> Input material:
* start *

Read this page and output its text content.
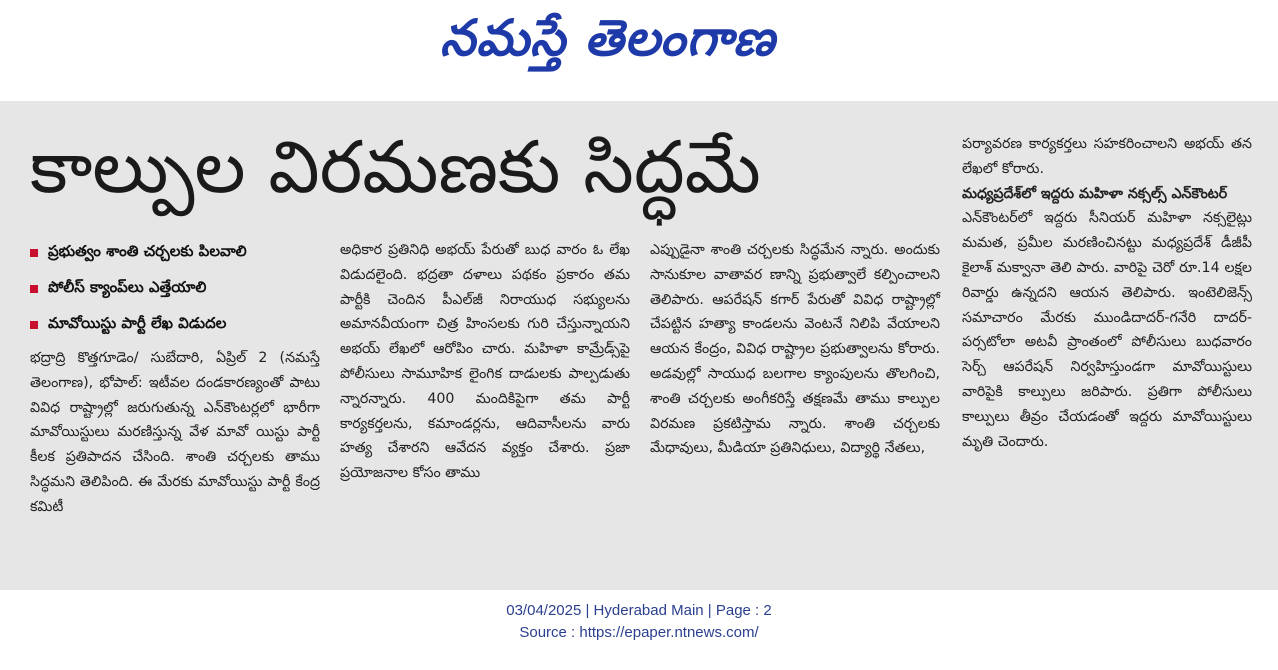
నమస్తే తెలంగాణ
కాల్పుల విరమణకు సిద్ధమే
ప్రభుత్వం శాంతి చర్చలకు పిలవాలి
పోలీస్ క్యాంప్‌లు ఎత్తేయాలి
మావోయిస్టు పార్టీ లేఖ విడుదల

భద్రాద్రి కొత్తగూడెం/ సుబేదారి, ఏప్రిల్ 2 (నమస్తే తెలంగాణ), భోపాల్: ఇటీవల దండకారణ్యంతో పాటు వివిధ రాష్ట్రాల్లో జరుగుతున్న ఎన్‌కౌంటర్లలో భారీగా మావోయిస్టులు మరణిస్తున్న వేళ మావో యిస్టు పార్టీ కీలక ప్రతిపాదన చేసింది. శాంతి చర్చలకు తాము సిద్ధమని తెలిపింది. ఈ మేరకు మావోయిస్టు పార్టీ కేంద్ర కమిటీ

అధికార ప్రతినిధి అభయ్ పేరుతో బుధ వారం ఓ లేఖ విడుదలైంది. భద్రతా దళాలు పథకం ప్రకారం తమ పార్టీకి చెందిన పీఎల్‌జీ నిరాయుధ సభ్యులను అమానవీయంగా చిత్ర హింసలకు గురి చేస్తున్నాయని అభయ్ లేఖలో ఆరోపిం చారు. మహిళా కామ్రేడ్స్‌పై పోలీసులు సామూహిక లైంగిక దాడులకు పాల్పడుతు న్నారన్నారు. 400 మందికిపైగా తమ పార్టీ కార్యకర్తలను, కమాండర్లను, ఆదివాసీలను వారు హత్య చేశారని ఆవేదన వ్యక్తం చేశారు. ప్రజా ప్రయోజనాల కోసం తాము

ఎప్పుడైనా శాంతి చర్చలకు సిద్ధమేన న్నారు. అందుకు సానుకూల వాతావర ణాన్ని ప్రభుత్వాలే కల్పించాలని తెలిపారు. ఆపరేషన్ కగార్ పేరుతో వివిధ రాష్ట్రాల్లో చేపట్టిన హత్యా కాండలను వెంటనే నిలిపి వేయాలని ఆయన కేంద్రం, వివిధ రాష్ట్రాల ప్రభుత్వాలను కోరారు. అడవుల్లో సాయుధ బలగాల క్యాంపులను తొలగించి, శాంతి చర్చలకు అంగీకరిస్తే తక్షణమే తాము కాల్పుల విరమణ ప్రకటిస్తామ న్నారు. శాంతి చర్చలకు మేధావులు, మీడియా ప్రతినిధులు, విద్యార్థి నేతలు,

పర్యావరణ కార్యకర్తలు సహకరించాలని అభయ్ తన లేఖలో కోరారు.

మధ్యప్రదేశ్‌లో ఇద్దరు మహిళా నక్సల్స్ ఎన్‌కౌంటర్

ఎన్‌కౌంటర్‌లో ఇద్దరు సీనియర్ మహిళా నక్సలైట్లు మమత, ప్రమీల మరణించినట్టు మధ్యప్రదేశ్ డీజీపీ కైలాశ్ మక్వానా తెలి పారు. వారిపై చెరో రూ.14 లక్షల రివార్డు ఉన్నదని ఆయన తెలిపారు. ఇంటెలిజెన్స్ సమాచారం మేరకు ముండిదాదర్-గనేరి దాదర్-పర్సటోలా అటవీ ప్రాంతంలో పోలీసులు బుధవారం సెర్చ్ ఆపరేషన్ నిర్వహిస్తుండగా మావోయిస్టులు వారిపైకి కాల్పులు జరిపారు. ప్రతిగా పోలీసులు కాల్పులు తీవ్రం చేయడంతో ఇద్దరు మావోయిస్టులు మృతి చెందారు.

03/04/2025 | Hyderabad Main | Page : 2
Source : https://epaper.ntnews.com/
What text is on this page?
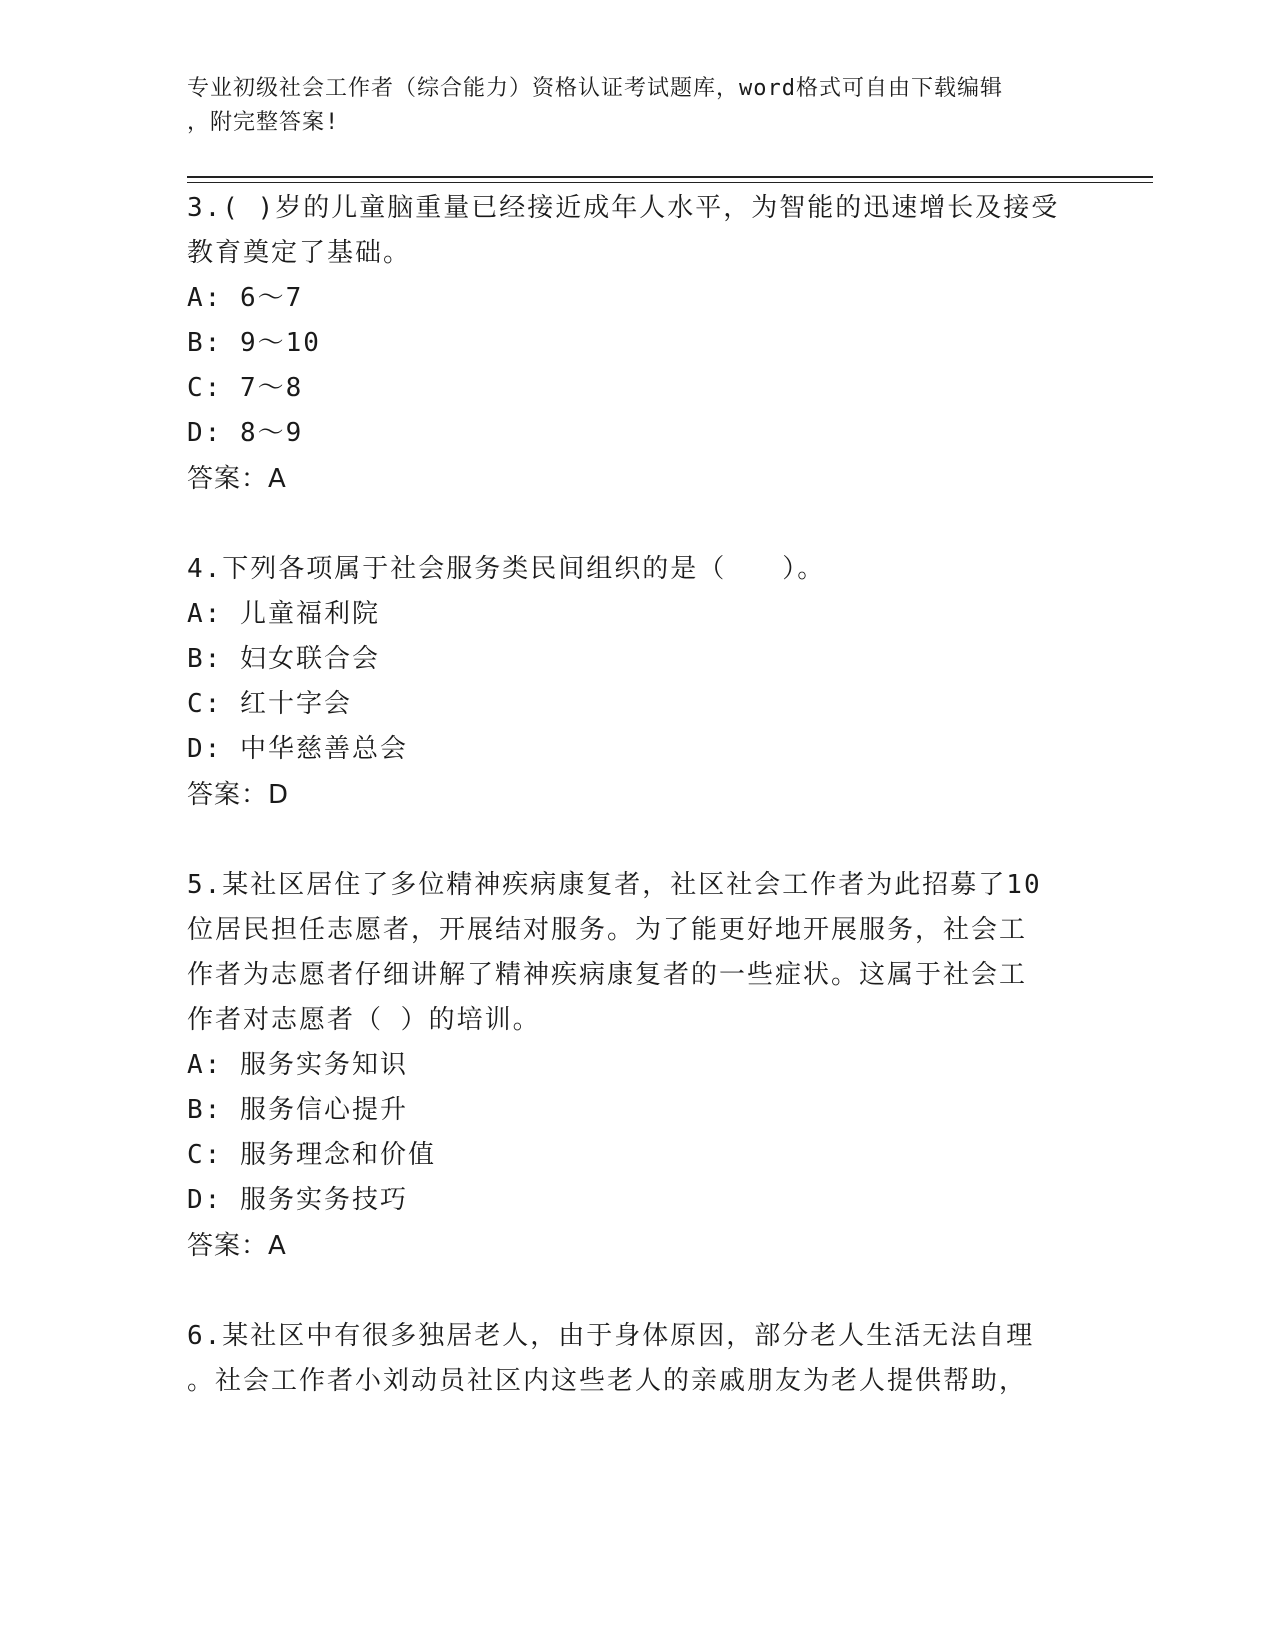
专业初级社会工作者（综合能力）资格认证考试题库，word格式可自由下载编辑
，附完整答案!
3.( )岁的儿童脑重量已经接近成年人水平，为智能的迅速增长及接受
教育奠定了基础。
A: 6～7
B: 9～10
C: 7～8
D: 8～9
答案：A
4.下列各项属于社会服务类民间组织的是（　　）。
A: 儿童福利院
B: 妇女联合会
C: 红十字会
D: 中华慈善总会
答案：D
5.某社区居住了多位精神疾病康复者，社区社会工作者为此招募了10
位居民担任志愿者，开展结对服务。为了能更好地开展服务，社会工
作者为志愿者仔细讲解了精神疾病康复者的一些症状。这属于社会工
作者对志愿者（ ）的培训。
A: 服务实务知识
B: 服务信心提升
C: 服务理念和价值
D: 服务实务技巧
答案：A
6.某社区中有很多独居老人，由于身体原因，部分老人生活无法自理
。社会工作者小刘动员社区内这些老人的亲戚朋友为老人提供帮助，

* end *

> Challenge: Filter lines by "text" and return each hit.

> Complete output:
Read this page and output its text content.
What text is on this page?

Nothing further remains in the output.